▶ _EXERCISE GOAL_: Locate every line in the records that contains the string "バインダ管理" and copy each one out, treating uppercase and lowercase as different.

---------- EXCERPTED DATA

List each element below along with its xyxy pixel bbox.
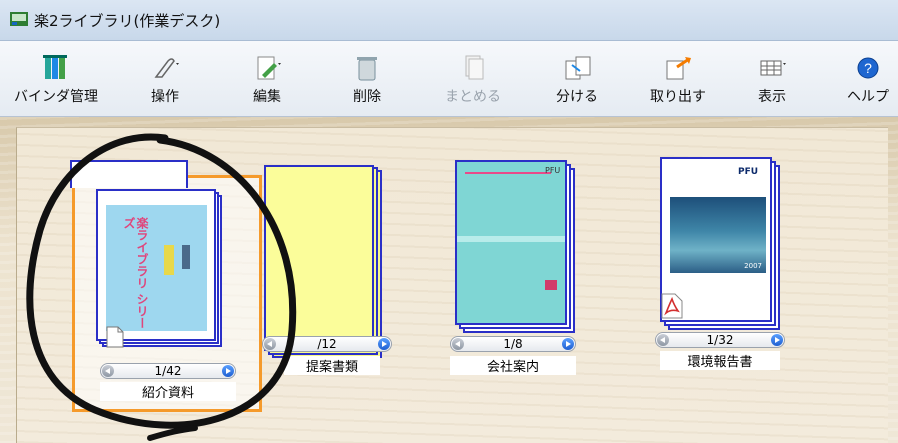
next-page-icon[interactable] (378, 338, 390, 350)
prev-page-icon[interactable] (264, 338, 276, 350)
svg-text:?: ? (864, 60, 872, 76)
page-navigator-proposals[interactable]: /12 (262, 336, 392, 352)
cover-text-block (182, 245, 190, 269)
help-label: ヘルプ (847, 89, 889, 105)
next-page-icon[interactable] (771, 334, 783, 346)
binder-manage-label: バインダ管理 (14, 89, 98, 105)
edit-label: 編集 (253, 89, 281, 105)
edit-button[interactable]: 編集 (232, 41, 302, 116)
grid-view-dropdown-icon (760, 60, 786, 76)
company-cover: PFU (455, 160, 567, 325)
edit-document-icon (257, 56, 281, 80)
page-counter: /12 (317, 337, 337, 351)
intro-cover-title: 楽ライブラリ シリーズ (122, 217, 149, 330)
binders-icon (43, 55, 67, 79)
extract-button[interactable]: 取り出す (630, 41, 726, 116)
split-pages-icon (565, 56, 591, 80)
help-icon: ? (857, 57, 879, 79)
next-page-icon[interactable] (562, 338, 574, 350)
page-navigator-company[interactable]: 1/8 (450, 336, 576, 352)
binder-name: 環境報告書 (660, 351, 780, 370)
company-brand: PFU (545, 166, 561, 175)
front-page: 楽ライブラリ シリーズ (96, 189, 216, 341)
window-title: 楽2ライブラリ(作業デスク) (34, 12, 221, 30)
prev-page-icon[interactable] (452, 338, 464, 350)
view-label: 表示 (758, 89, 786, 105)
toolbar: バインダ管理 操作 編集 削除 まとめる 分ける 取り出す 表示 ? ヘルプ (0, 41, 898, 117)
app-icon (10, 12, 28, 26)
combine-button[interactable]: まとめる (425, 41, 521, 116)
operation-button[interactable]: 操作 (125, 41, 205, 116)
page-counter: 1/42 (154, 364, 182, 378)
binder-name: 紹介資料 (100, 382, 236, 401)
pdf-icon (661, 293, 683, 319)
prev-page-icon[interactable] (102, 365, 114, 377)
split-button[interactable]: 分ける (537, 41, 617, 116)
pen-dropdown-icon (154, 58, 179, 78)
binder-name: 提案書類 (284, 356, 380, 375)
cover-year: 2007 (744, 262, 762, 270)
page-counter: 1/8 (503, 337, 523, 351)
prev-page-icon[interactable] (657, 334, 669, 346)
cover-tag (545, 280, 557, 290)
title-bar: 楽2ライブラリ(作業デスク) (0, 0, 898, 41)
cover-accent-line (465, 172, 551, 174)
operation-label: 操作 (151, 89, 179, 105)
document-icon (106, 326, 124, 348)
split-label: 分ける (556, 89, 598, 105)
environment-brand: PFU (738, 167, 759, 177)
extract-label: 取り出す (650, 89, 706, 105)
front-page-yellow (264, 165, 374, 351)
trash-icon (357, 57, 377, 81)
delete-button[interactable]: 削除 (332, 41, 402, 116)
next-page-icon[interactable] (222, 365, 234, 377)
page-navigator-intro[interactable]: 1/42 (100, 363, 236, 379)
intro-cover: 楽ライブラリ シリーズ (106, 205, 207, 331)
combine-label: まとめる (445, 89, 501, 105)
delete-label: 削除 (353, 89, 381, 105)
back-page-tab (70, 160, 188, 188)
combine-pages-icon (465, 55, 484, 80)
cover-stripe (457, 236, 565, 242)
extract-page-icon (666, 57, 691, 80)
binder-name: 会社案内 (450, 356, 576, 375)
cover-photo: 2007 (670, 197, 766, 273)
help-button[interactable]: ? ヘルプ (838, 41, 898, 116)
cover-accent (164, 245, 174, 275)
page-navigator-environment[interactable]: 1/32 (655, 332, 785, 348)
view-button[interactable]: 表示 (732, 41, 812, 116)
binder-manage-button[interactable]: バインダ管理 (8, 41, 104, 116)
page-counter: 1/32 (706, 333, 734, 347)
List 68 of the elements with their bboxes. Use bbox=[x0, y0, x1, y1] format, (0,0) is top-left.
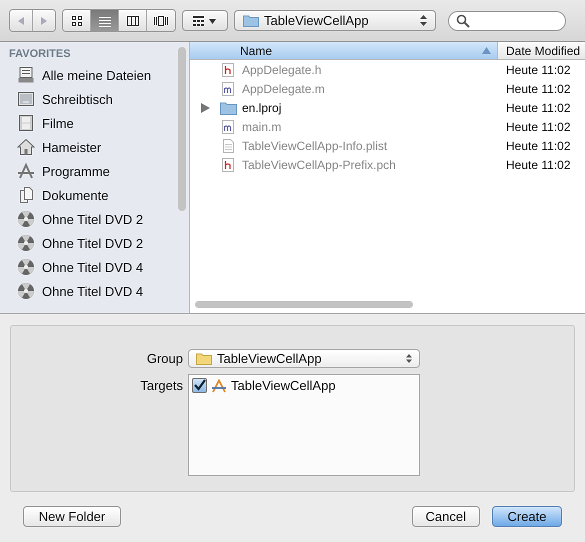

--------------------

▶ _COMPLETE RESPONSE_:
binder-manage-label: バインダ管理 (14, 89, 98, 105)
toolbar: バインダ管理 操作 編集 削除 まとめる 分ける 取り出す 表示 ? ヘルプ (0, 41, 898, 117)
binder-manage-button[interactable]: バインダ管理 (8, 41, 104, 116)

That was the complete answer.